Exercise details: Copy every line of the data in which the word "JSON" occurs.

Data rows:
━━━━━━━━━━━━━━━━━━━━
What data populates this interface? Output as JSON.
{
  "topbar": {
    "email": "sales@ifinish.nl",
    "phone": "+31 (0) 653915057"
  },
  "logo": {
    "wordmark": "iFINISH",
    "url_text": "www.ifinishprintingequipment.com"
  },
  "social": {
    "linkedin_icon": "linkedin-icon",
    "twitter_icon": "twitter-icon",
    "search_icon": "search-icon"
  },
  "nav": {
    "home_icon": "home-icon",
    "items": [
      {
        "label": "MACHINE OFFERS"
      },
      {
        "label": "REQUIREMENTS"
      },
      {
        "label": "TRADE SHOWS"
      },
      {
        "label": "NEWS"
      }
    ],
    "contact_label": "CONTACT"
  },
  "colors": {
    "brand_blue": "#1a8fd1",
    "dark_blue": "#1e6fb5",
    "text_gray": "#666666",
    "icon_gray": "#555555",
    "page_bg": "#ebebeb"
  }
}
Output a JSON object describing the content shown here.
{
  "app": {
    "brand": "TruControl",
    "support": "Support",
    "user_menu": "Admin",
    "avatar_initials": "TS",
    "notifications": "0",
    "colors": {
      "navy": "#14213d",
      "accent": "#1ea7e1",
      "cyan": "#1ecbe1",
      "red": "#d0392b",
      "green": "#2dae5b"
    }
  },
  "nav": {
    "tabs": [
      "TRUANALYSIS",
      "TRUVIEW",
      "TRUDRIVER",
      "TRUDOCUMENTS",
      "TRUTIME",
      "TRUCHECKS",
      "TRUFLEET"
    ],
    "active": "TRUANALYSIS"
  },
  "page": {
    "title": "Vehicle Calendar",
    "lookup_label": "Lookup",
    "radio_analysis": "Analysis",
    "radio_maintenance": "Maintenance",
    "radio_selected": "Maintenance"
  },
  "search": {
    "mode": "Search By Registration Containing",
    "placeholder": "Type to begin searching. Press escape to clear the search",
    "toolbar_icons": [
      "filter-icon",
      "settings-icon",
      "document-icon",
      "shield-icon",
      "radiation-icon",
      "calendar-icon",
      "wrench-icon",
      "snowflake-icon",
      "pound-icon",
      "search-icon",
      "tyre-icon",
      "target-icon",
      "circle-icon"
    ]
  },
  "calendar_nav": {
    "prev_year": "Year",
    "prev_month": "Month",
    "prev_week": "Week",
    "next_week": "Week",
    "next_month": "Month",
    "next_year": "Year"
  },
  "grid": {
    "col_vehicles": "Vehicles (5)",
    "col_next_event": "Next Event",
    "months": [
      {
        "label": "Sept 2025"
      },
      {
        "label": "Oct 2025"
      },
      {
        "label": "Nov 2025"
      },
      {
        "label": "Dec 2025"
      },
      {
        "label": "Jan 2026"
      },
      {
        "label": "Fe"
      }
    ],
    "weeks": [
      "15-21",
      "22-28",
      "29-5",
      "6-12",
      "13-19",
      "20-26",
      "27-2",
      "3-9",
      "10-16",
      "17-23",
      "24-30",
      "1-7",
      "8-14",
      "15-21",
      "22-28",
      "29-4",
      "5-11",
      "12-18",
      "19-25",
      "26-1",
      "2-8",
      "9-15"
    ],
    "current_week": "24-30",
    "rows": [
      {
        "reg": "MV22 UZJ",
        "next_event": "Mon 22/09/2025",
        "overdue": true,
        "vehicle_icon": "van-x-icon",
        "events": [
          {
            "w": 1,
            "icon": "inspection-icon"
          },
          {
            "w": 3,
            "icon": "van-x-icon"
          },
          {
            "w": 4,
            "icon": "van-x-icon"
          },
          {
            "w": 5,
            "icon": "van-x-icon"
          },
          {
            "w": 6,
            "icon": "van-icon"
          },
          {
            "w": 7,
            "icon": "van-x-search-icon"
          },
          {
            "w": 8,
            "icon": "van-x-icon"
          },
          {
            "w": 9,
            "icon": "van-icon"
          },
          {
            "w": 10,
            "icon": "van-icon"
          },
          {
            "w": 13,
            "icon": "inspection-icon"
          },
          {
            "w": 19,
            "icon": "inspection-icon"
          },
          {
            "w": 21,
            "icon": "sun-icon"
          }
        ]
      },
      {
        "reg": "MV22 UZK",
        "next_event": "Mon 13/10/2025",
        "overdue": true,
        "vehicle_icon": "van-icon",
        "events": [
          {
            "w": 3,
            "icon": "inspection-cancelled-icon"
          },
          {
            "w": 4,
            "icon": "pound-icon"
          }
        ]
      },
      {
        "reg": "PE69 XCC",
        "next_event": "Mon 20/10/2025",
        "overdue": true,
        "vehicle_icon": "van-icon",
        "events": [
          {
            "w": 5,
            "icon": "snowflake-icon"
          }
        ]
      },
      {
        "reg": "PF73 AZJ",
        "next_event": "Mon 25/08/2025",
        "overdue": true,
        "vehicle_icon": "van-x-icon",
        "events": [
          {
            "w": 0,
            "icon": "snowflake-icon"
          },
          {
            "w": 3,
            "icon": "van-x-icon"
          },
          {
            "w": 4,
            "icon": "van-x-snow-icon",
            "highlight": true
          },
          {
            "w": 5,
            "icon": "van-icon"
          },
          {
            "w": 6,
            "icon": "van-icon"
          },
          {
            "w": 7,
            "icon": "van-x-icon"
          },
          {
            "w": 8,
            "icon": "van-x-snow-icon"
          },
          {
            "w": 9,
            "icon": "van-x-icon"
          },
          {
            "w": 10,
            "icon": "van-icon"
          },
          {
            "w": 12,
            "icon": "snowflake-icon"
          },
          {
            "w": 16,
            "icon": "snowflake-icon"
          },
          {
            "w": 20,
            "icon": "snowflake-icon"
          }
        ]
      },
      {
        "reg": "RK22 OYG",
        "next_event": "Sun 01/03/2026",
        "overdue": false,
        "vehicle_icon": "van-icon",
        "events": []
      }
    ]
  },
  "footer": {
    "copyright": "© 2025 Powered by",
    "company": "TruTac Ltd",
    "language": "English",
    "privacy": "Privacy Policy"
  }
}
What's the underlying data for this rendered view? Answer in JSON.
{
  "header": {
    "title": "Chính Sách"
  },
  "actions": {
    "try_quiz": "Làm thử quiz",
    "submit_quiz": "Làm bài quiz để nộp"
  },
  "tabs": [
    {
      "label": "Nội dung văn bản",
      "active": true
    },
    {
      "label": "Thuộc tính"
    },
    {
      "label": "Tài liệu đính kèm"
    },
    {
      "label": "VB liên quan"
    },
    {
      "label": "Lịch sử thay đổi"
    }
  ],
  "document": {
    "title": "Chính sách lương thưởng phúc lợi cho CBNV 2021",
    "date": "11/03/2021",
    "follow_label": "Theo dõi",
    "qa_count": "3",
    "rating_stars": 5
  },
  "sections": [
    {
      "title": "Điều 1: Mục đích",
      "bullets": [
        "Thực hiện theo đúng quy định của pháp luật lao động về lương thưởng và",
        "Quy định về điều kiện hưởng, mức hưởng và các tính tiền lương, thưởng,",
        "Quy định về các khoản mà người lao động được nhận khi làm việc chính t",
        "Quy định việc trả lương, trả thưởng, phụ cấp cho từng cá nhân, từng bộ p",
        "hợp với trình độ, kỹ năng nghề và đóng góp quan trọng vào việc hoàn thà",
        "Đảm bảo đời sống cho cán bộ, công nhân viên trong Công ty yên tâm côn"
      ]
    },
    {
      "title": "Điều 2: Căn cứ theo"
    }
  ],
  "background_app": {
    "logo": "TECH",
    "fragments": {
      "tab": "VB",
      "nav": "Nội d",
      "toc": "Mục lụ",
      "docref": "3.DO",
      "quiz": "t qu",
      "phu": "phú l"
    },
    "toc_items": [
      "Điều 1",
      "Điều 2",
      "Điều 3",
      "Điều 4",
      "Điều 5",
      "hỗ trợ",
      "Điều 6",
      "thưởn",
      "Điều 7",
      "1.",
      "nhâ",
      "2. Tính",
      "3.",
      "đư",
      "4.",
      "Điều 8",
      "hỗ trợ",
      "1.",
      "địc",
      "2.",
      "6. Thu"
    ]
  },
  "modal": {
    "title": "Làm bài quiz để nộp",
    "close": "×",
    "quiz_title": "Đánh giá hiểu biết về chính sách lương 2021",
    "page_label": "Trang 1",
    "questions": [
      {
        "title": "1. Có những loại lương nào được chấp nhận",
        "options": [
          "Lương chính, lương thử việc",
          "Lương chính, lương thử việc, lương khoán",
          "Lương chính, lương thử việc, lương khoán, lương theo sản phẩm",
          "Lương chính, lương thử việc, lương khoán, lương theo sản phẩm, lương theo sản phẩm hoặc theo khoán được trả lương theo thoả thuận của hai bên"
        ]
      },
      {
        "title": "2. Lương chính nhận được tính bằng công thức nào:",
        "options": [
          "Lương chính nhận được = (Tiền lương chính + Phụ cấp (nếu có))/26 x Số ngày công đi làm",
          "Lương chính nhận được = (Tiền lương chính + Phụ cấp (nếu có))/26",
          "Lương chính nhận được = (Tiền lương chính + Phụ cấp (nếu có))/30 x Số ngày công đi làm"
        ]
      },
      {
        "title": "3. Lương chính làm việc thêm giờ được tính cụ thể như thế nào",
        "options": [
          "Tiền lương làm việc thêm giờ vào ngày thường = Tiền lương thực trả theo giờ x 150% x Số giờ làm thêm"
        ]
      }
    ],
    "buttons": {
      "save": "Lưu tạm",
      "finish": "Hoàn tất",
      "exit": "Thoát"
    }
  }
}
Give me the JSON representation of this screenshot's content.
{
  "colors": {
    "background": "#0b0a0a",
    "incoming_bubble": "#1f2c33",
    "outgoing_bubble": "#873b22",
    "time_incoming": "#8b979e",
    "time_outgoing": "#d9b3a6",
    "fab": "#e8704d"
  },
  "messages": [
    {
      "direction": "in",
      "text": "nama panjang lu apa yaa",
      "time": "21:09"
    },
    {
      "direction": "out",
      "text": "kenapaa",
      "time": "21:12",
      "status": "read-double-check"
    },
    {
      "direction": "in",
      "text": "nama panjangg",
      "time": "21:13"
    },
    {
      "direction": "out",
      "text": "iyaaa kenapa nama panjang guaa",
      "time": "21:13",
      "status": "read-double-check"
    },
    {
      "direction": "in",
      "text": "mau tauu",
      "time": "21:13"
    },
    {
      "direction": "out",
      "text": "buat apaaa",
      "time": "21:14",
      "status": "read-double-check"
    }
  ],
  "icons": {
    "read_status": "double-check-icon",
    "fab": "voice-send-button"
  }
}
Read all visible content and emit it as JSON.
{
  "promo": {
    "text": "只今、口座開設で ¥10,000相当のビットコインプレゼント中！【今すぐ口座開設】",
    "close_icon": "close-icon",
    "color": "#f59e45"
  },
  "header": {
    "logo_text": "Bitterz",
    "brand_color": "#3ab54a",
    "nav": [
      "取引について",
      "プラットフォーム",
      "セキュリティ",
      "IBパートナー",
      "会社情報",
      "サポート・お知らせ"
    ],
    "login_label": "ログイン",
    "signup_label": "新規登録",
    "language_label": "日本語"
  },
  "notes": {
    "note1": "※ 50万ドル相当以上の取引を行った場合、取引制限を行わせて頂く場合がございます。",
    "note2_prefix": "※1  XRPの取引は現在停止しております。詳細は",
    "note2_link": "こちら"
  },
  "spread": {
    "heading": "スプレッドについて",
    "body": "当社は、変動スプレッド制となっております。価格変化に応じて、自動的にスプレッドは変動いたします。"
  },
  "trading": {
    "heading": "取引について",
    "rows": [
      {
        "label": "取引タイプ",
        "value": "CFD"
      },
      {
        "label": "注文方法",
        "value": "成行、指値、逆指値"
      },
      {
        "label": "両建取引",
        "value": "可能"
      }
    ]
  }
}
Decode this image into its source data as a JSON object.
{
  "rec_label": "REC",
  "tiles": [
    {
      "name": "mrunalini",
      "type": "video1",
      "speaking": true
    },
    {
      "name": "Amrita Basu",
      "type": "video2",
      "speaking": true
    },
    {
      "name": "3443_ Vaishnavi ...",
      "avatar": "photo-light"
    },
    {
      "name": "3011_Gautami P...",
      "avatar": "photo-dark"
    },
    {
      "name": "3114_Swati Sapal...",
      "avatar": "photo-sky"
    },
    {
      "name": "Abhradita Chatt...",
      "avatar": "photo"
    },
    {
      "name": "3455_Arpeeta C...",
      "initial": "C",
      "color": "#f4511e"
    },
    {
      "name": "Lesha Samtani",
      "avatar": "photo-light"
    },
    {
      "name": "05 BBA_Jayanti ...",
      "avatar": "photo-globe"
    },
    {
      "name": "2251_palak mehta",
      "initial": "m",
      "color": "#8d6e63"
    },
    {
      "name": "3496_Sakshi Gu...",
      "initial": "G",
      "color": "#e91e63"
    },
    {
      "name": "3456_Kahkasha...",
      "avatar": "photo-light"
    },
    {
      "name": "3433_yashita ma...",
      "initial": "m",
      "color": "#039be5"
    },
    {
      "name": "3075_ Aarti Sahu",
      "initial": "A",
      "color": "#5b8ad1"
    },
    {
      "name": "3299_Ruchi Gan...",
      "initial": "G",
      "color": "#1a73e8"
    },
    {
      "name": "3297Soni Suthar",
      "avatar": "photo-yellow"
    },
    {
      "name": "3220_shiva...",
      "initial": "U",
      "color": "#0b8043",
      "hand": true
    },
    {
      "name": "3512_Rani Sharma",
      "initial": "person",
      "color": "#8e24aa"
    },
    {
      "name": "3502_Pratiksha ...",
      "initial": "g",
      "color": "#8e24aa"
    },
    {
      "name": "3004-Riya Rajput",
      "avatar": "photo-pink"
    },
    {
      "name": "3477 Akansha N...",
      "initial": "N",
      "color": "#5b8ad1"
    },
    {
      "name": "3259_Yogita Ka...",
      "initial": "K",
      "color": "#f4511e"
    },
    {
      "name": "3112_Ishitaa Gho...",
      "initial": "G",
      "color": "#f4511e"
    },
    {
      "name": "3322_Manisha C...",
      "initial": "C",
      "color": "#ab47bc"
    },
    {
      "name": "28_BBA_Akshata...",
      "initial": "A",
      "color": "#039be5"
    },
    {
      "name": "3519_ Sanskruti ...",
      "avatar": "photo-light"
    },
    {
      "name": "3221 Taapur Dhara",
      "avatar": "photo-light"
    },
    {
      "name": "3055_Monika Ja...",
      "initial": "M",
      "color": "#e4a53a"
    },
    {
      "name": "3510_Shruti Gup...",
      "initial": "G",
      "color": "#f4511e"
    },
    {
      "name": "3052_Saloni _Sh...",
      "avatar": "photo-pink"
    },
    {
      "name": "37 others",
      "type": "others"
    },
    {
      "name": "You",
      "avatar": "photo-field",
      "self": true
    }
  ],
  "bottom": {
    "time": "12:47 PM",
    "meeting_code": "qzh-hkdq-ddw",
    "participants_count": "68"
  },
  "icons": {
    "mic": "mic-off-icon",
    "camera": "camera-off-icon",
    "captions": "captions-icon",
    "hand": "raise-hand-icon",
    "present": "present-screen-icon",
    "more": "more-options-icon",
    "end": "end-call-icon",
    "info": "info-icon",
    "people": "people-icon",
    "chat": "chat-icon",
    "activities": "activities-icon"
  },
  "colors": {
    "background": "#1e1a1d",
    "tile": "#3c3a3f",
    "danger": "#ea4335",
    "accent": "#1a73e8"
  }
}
━━━━━━━━━━━━━━━━━━━━
Solved problem:
What data populates this interface? Output as JSON.
Output a JSON object describing the content shown here.
What's the underlying data for this rendered view? Answer in JSON.
Give me the JSON representation of this screenshot's content.
Read all visible content and emit it as JSON.
Decode this image into its source data as a JSON object.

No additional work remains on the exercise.